RECORDS SUPPLIED.
===============
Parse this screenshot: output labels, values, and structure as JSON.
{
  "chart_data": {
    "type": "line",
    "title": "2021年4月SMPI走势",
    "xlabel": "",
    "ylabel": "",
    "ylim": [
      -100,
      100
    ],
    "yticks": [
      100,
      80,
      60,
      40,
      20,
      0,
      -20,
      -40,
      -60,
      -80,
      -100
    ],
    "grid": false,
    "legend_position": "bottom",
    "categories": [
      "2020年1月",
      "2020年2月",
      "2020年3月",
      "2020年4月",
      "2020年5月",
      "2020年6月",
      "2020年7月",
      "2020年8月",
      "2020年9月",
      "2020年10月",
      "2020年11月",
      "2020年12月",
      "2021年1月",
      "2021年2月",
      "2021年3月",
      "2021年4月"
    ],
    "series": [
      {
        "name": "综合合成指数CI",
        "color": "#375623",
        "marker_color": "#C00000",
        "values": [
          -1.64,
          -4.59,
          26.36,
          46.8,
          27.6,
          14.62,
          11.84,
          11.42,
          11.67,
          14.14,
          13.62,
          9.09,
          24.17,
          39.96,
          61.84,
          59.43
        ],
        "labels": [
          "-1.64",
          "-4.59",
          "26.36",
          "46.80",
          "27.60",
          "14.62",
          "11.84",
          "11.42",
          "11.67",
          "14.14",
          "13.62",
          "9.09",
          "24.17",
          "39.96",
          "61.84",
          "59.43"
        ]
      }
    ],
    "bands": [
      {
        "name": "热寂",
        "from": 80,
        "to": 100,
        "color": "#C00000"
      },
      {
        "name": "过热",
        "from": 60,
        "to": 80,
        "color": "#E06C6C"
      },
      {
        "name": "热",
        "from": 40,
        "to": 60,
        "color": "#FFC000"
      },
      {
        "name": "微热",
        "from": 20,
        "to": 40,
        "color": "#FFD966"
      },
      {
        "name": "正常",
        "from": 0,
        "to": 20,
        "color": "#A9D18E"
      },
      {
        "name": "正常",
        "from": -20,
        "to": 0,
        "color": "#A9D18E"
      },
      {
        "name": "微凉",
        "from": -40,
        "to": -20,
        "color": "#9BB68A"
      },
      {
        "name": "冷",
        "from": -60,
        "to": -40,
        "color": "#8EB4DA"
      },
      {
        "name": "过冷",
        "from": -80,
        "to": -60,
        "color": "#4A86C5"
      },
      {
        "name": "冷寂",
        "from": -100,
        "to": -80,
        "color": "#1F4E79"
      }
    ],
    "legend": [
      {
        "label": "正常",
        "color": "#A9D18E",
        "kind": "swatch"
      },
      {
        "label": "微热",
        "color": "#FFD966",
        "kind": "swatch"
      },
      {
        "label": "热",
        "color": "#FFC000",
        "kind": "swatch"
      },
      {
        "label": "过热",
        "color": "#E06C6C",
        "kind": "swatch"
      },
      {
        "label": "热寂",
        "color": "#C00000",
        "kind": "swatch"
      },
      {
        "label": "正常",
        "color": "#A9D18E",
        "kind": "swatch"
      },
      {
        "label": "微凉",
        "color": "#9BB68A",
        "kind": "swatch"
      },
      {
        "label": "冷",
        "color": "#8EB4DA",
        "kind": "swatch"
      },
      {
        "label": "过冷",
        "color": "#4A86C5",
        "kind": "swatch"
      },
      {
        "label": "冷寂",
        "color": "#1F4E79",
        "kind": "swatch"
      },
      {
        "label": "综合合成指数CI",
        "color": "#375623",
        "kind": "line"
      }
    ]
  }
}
===============
GIVEN EXERCISE. Go over the data above and copy every line that has the word "values" in it.

SOLUTION TO THE PROBLEM.
Parse this screenshot: output labels, values, and structure as JSON.
        "values": [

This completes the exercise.